--- START ---

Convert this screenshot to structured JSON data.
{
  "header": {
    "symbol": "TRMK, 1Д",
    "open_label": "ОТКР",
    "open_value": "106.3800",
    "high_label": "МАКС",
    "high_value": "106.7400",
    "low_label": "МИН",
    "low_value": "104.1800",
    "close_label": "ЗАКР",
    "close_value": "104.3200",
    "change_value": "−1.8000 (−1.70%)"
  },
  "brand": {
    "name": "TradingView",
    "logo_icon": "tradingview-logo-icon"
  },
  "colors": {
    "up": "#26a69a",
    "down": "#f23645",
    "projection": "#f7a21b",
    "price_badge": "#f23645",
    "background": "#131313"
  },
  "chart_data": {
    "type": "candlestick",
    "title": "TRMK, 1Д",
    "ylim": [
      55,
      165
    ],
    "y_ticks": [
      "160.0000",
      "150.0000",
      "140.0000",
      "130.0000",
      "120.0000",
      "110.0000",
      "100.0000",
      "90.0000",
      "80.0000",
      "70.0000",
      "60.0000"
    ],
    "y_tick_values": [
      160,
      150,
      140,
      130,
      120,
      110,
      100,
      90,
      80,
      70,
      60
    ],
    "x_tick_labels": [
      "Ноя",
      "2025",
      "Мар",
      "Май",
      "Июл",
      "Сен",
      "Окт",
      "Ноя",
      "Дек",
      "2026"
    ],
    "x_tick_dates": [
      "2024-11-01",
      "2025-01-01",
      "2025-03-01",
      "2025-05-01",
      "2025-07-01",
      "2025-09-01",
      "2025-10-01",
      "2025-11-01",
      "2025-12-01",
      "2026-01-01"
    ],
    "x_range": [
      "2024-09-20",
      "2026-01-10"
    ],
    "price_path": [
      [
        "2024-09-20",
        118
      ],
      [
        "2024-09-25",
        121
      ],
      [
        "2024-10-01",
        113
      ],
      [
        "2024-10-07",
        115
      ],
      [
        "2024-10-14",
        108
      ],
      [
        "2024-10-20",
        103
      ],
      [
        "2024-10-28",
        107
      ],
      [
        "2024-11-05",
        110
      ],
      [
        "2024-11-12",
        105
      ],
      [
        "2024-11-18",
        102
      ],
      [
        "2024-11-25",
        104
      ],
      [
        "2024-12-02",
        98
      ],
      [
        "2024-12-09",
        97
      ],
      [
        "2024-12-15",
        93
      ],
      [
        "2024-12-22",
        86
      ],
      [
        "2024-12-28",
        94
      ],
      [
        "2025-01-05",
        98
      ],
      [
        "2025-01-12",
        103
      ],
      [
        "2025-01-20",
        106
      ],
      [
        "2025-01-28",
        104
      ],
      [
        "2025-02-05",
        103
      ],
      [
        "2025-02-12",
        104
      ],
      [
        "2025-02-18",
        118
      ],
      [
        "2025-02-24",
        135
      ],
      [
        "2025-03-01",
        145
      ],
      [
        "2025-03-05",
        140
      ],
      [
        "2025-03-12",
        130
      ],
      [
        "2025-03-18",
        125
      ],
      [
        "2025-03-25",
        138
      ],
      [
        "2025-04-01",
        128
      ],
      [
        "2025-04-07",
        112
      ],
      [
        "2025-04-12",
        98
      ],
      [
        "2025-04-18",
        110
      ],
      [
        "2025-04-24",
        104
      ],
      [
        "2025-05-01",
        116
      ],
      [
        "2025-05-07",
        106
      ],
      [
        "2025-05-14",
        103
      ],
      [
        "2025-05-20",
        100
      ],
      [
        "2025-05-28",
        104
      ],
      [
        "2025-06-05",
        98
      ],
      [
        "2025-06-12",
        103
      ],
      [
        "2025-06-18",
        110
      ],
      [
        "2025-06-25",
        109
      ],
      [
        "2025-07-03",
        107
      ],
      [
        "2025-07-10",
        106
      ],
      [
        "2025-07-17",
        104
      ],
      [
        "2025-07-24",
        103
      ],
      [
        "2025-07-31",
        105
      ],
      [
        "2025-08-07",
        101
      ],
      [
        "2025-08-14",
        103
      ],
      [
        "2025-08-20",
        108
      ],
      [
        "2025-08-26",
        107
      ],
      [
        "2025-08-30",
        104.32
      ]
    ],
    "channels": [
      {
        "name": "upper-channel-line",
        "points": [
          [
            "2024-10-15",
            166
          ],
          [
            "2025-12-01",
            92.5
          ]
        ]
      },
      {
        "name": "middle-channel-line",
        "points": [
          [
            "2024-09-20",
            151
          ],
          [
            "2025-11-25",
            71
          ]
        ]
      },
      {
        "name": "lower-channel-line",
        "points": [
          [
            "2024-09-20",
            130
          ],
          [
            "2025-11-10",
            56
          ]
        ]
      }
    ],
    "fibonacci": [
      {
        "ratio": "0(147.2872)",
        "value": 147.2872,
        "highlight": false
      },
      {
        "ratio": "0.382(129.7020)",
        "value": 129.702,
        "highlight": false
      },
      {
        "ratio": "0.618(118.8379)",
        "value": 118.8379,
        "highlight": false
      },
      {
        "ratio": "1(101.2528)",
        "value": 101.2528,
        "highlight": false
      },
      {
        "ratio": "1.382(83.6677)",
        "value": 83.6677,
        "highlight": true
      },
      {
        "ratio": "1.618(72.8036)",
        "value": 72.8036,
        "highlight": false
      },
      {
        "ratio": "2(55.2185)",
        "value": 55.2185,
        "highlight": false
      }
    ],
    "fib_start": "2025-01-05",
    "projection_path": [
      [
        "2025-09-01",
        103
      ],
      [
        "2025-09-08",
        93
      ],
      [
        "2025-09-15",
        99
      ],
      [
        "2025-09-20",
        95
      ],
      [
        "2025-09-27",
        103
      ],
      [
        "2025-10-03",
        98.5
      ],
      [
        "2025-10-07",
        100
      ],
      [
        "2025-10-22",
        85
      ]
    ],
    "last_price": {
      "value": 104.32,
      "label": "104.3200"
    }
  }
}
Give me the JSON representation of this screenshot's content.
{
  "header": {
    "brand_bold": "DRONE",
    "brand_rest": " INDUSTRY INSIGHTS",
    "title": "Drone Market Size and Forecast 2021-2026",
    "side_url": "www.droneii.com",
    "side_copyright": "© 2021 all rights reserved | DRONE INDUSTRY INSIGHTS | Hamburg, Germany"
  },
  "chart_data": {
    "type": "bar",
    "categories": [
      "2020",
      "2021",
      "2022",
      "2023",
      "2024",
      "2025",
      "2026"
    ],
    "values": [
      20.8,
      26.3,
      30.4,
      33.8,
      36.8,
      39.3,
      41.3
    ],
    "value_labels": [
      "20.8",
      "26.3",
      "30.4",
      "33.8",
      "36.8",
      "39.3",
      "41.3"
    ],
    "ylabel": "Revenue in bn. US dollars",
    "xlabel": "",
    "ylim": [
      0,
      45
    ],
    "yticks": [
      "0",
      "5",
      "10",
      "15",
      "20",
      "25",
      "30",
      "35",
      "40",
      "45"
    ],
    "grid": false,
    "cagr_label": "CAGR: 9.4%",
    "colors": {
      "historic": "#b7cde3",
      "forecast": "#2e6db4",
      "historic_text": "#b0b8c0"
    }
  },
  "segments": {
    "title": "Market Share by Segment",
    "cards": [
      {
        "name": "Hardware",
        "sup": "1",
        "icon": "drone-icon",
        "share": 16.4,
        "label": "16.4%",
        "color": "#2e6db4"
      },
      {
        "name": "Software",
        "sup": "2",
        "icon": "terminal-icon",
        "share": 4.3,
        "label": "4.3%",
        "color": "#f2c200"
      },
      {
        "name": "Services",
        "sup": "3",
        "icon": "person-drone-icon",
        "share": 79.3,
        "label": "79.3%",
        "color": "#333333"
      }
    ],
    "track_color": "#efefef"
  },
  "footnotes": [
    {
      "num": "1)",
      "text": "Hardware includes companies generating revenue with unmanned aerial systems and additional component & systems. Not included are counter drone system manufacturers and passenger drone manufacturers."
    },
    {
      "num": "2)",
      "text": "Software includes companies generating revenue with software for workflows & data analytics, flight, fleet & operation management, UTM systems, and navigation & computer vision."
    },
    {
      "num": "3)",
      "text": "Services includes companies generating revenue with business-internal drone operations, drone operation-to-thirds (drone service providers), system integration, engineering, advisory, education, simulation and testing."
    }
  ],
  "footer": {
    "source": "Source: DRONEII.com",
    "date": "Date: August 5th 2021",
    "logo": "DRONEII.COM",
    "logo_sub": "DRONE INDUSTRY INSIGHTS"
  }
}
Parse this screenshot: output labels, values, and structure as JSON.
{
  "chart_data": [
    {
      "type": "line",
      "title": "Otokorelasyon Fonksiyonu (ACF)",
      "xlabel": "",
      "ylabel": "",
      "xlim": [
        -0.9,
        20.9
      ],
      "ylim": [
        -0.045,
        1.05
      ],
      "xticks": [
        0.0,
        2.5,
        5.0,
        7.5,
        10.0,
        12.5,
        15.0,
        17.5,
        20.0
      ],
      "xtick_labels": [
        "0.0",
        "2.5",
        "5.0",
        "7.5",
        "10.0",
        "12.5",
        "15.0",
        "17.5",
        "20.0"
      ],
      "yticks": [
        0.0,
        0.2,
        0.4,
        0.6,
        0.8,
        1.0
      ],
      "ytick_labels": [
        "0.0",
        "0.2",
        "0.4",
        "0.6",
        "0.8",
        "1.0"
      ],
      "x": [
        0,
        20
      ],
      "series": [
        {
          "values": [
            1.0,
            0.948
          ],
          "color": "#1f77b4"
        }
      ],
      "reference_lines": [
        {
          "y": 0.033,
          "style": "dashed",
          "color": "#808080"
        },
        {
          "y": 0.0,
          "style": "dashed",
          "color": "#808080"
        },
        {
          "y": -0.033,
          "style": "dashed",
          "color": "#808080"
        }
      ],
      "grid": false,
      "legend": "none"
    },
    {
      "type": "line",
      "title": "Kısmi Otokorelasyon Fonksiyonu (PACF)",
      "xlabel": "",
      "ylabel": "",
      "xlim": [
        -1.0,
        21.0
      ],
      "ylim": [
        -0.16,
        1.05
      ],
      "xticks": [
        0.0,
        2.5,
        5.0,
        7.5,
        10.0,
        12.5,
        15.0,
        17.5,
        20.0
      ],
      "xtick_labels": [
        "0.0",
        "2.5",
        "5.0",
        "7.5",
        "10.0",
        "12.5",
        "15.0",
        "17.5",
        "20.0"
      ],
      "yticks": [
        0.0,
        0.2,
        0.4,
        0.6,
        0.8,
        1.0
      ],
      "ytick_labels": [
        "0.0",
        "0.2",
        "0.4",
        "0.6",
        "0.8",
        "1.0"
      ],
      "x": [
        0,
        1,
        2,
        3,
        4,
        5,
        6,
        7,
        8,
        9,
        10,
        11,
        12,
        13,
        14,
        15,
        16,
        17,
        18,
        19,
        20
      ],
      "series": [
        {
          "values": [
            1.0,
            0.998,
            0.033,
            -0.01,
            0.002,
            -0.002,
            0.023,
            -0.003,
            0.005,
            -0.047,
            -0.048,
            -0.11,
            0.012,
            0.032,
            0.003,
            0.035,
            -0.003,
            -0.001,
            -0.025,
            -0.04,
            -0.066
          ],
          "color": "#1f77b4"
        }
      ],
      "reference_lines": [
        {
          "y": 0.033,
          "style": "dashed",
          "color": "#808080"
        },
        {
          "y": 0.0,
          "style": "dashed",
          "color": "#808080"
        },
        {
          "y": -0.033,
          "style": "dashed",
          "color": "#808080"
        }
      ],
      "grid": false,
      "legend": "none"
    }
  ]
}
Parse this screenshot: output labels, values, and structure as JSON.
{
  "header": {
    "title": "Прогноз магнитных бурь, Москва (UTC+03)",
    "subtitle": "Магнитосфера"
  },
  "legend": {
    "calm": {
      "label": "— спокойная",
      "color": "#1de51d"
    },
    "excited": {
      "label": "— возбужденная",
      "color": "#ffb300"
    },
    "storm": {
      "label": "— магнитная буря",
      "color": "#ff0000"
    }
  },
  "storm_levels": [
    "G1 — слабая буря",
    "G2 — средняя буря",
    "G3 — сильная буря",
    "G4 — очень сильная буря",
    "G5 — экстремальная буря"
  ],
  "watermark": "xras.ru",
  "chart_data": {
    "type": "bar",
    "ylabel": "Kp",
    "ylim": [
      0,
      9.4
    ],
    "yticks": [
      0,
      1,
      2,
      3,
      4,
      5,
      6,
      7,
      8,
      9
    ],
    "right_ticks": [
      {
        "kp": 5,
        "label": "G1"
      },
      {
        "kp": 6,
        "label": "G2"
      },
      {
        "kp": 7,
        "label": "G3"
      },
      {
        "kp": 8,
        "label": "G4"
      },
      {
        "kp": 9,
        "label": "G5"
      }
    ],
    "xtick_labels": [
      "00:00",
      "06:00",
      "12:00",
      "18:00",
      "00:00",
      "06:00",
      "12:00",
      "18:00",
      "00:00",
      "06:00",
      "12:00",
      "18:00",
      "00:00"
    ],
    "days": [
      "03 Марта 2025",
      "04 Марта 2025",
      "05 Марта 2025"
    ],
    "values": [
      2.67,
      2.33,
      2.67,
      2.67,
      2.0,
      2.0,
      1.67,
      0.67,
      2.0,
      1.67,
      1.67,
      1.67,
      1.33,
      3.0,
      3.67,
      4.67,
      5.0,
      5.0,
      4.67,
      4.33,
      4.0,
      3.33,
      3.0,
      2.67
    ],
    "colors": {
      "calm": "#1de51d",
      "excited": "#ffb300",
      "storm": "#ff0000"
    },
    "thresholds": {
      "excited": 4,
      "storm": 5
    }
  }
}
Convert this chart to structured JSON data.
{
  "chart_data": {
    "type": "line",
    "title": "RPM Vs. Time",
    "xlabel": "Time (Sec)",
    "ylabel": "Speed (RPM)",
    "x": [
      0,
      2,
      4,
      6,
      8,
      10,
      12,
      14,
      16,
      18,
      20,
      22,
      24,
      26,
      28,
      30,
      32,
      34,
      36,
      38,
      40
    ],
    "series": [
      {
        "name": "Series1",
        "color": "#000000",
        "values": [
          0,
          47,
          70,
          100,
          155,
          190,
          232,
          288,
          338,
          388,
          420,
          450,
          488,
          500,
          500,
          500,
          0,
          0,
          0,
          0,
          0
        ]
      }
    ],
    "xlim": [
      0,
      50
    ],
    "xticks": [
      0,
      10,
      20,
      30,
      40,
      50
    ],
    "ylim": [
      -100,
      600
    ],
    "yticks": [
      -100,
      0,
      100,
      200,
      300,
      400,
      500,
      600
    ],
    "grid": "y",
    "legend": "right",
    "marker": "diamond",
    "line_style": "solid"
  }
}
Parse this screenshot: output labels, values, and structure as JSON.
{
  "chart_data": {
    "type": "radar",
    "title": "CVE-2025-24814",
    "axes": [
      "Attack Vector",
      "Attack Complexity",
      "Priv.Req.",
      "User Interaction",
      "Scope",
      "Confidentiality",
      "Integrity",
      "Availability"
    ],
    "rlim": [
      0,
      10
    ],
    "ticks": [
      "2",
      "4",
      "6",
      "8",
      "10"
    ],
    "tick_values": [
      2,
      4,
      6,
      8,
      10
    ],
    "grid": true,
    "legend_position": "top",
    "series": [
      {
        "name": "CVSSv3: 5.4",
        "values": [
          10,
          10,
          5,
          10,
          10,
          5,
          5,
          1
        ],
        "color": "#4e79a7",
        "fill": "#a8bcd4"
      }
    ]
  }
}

--- END ---

Search the records for the string "xlabel" and return every line in which it occurs.

    "xlabel": "",
      "xlabel": "",
      "xlabel": "",
    "xlabel": "Time (Sec)",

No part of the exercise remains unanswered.